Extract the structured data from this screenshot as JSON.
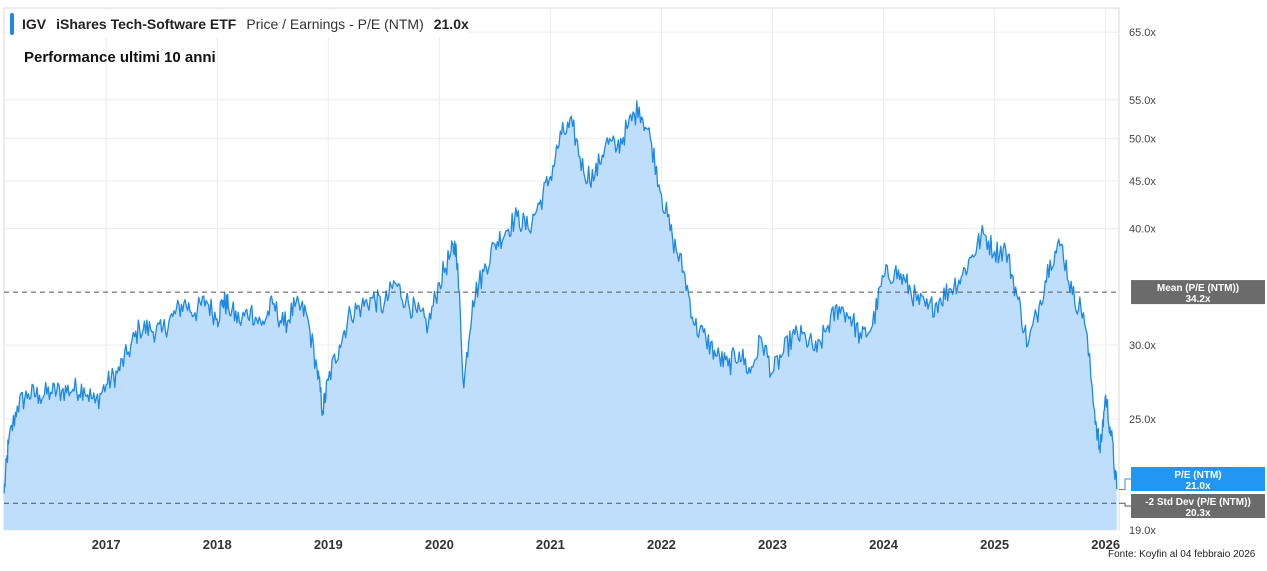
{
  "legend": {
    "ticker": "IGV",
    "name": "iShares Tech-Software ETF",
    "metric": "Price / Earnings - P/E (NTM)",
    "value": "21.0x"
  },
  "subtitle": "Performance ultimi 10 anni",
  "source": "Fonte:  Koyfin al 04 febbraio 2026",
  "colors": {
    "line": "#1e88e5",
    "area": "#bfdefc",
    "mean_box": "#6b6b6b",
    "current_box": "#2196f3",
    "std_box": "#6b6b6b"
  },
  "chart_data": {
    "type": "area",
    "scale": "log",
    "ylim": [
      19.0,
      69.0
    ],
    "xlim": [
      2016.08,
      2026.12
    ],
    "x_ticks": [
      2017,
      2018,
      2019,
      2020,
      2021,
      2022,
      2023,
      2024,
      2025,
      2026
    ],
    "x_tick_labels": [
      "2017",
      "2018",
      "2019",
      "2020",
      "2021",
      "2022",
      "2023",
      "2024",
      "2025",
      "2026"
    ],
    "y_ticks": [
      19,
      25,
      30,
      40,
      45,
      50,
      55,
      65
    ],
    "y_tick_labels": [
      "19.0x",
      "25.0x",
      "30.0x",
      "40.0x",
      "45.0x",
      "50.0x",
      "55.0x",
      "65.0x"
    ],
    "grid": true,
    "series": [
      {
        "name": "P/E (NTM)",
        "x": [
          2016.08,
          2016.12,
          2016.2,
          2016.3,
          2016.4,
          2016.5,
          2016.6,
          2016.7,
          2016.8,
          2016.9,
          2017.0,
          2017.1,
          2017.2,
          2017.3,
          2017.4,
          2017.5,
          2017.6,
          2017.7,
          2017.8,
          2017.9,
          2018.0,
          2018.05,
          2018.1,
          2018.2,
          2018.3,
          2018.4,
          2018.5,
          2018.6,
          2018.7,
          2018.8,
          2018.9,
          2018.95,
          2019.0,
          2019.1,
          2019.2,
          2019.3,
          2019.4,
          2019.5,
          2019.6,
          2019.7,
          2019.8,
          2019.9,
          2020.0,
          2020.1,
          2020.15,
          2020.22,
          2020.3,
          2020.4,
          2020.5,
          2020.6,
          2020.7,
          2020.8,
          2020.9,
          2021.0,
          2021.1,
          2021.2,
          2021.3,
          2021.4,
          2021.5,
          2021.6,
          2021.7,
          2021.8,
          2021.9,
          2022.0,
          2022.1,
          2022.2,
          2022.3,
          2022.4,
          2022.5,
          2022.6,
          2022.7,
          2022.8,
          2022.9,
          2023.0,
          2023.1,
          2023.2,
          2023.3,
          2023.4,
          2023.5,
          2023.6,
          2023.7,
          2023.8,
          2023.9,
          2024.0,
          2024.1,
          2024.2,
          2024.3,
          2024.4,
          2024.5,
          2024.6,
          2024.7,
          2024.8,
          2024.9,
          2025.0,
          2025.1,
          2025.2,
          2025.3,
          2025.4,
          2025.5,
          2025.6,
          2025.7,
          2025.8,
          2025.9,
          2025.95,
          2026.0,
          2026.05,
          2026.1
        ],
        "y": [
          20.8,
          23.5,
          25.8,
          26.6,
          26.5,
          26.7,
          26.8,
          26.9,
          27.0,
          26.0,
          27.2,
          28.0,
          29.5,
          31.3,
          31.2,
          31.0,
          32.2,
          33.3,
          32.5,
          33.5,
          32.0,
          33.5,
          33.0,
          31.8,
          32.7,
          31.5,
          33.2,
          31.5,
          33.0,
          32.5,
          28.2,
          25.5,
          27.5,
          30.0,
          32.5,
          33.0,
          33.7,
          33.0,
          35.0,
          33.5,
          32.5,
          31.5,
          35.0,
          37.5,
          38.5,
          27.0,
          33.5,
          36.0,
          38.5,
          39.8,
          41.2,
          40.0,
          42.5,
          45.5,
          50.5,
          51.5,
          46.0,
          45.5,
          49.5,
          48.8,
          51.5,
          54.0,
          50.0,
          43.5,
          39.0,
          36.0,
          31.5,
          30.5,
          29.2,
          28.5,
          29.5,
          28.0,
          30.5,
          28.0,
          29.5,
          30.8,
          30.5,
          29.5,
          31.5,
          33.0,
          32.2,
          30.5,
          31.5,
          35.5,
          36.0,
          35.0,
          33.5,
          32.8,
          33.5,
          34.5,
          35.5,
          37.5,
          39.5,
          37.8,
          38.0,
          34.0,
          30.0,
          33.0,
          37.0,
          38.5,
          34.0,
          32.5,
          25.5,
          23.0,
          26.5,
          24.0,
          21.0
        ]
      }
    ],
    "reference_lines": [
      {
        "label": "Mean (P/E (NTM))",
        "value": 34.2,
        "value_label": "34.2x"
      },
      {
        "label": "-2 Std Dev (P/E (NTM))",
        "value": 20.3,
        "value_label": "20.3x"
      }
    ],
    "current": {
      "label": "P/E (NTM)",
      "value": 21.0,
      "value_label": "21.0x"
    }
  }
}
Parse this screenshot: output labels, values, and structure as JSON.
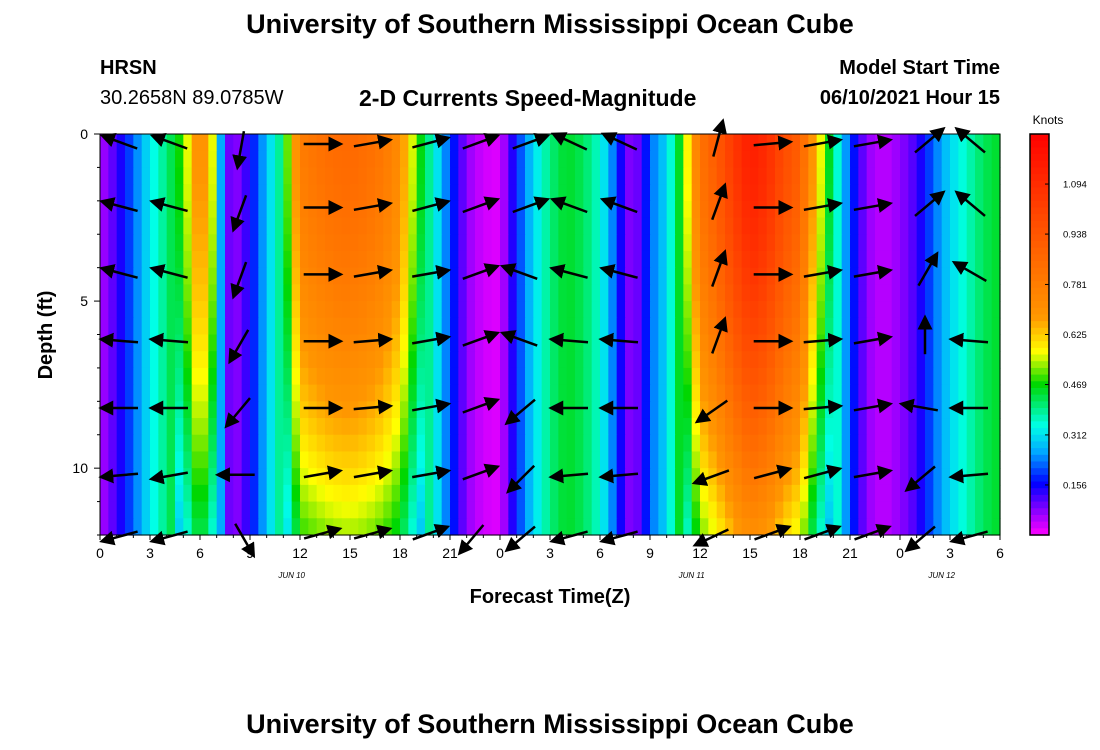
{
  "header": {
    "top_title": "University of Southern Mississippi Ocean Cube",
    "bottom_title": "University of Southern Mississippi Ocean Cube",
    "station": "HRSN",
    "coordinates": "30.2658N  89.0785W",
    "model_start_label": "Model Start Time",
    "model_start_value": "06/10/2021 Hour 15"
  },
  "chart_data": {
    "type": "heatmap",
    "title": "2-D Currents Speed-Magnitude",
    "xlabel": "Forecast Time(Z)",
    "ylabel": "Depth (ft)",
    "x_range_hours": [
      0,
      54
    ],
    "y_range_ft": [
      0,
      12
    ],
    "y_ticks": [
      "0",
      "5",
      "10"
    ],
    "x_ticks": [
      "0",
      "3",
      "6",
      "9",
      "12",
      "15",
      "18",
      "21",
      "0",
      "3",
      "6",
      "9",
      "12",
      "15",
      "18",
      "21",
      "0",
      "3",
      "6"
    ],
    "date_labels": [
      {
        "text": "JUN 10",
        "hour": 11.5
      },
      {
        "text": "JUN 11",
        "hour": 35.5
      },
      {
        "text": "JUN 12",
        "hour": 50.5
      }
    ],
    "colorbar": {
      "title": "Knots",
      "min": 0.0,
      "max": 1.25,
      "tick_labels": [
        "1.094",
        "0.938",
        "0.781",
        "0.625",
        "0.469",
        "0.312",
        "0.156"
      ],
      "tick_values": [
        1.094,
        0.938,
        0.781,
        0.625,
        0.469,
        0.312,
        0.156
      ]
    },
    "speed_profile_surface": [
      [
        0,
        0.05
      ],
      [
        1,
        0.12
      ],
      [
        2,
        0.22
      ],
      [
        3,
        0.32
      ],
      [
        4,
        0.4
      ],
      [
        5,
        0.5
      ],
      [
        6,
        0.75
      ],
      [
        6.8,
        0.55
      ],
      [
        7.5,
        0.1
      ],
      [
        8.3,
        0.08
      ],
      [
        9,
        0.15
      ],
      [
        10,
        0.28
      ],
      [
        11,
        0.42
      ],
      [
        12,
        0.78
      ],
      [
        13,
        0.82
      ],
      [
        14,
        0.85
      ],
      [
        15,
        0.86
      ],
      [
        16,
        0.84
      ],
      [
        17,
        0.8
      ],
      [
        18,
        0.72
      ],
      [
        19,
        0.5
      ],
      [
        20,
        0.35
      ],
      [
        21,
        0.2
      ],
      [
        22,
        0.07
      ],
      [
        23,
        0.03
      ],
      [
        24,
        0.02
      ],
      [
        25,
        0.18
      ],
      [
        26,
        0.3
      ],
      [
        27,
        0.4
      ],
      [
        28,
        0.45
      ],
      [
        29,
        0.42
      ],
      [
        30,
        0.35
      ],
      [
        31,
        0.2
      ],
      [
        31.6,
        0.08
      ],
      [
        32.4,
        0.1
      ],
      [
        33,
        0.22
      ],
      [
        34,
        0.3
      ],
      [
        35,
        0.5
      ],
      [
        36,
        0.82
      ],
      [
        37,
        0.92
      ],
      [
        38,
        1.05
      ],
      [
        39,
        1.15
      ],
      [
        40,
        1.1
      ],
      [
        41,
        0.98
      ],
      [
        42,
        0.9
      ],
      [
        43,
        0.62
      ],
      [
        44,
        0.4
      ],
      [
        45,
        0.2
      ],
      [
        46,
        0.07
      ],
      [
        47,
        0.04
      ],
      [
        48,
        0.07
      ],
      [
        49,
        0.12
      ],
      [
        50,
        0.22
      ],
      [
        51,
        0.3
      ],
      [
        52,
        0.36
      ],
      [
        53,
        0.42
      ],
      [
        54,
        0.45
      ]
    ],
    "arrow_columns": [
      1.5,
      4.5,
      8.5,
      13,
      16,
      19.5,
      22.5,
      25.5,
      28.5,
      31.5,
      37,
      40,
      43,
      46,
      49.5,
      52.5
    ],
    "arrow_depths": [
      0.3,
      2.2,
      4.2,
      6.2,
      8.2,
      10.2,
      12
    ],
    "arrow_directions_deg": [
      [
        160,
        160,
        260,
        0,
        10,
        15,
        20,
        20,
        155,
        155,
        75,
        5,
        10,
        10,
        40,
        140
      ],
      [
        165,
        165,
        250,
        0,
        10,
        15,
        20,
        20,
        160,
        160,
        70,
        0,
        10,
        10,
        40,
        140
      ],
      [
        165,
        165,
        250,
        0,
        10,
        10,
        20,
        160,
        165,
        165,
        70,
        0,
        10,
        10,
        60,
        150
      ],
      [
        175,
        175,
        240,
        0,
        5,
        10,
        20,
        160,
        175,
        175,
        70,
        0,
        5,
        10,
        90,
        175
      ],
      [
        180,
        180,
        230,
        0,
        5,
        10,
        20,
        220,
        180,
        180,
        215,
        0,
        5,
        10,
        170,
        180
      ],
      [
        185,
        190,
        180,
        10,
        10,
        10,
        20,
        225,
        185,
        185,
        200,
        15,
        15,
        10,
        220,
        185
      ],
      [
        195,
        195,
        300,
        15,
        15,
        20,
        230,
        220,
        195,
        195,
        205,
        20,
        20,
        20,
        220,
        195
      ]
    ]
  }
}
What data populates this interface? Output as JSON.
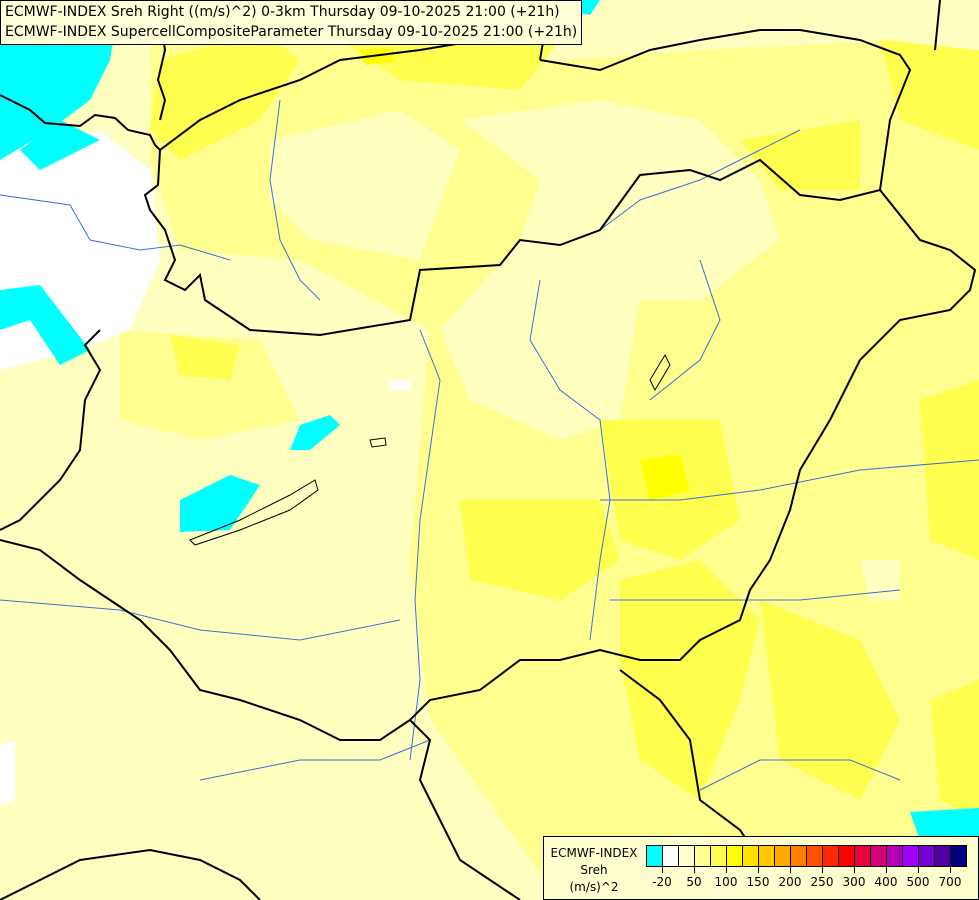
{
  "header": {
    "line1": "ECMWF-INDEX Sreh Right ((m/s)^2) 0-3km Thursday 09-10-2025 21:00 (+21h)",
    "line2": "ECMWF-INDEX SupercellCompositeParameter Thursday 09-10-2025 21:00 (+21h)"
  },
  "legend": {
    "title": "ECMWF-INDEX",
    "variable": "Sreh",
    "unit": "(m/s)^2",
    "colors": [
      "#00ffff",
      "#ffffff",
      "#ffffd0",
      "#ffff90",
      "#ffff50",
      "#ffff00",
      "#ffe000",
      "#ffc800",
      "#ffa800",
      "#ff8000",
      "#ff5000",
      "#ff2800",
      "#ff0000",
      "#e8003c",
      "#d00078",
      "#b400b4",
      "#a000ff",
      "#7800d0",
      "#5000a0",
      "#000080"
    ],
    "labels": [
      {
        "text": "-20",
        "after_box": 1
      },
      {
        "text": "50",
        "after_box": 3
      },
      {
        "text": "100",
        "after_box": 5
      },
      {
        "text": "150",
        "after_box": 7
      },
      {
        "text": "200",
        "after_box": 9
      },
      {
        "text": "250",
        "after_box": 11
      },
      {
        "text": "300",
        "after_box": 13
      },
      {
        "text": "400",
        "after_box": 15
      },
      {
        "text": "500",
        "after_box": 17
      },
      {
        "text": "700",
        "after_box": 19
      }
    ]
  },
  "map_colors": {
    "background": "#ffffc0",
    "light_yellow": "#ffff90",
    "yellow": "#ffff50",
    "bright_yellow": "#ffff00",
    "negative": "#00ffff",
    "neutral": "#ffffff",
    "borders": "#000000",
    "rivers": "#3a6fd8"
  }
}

Objective
Report how many lines in the data contain the word "Time", with no words besides the number.

Result of the task
2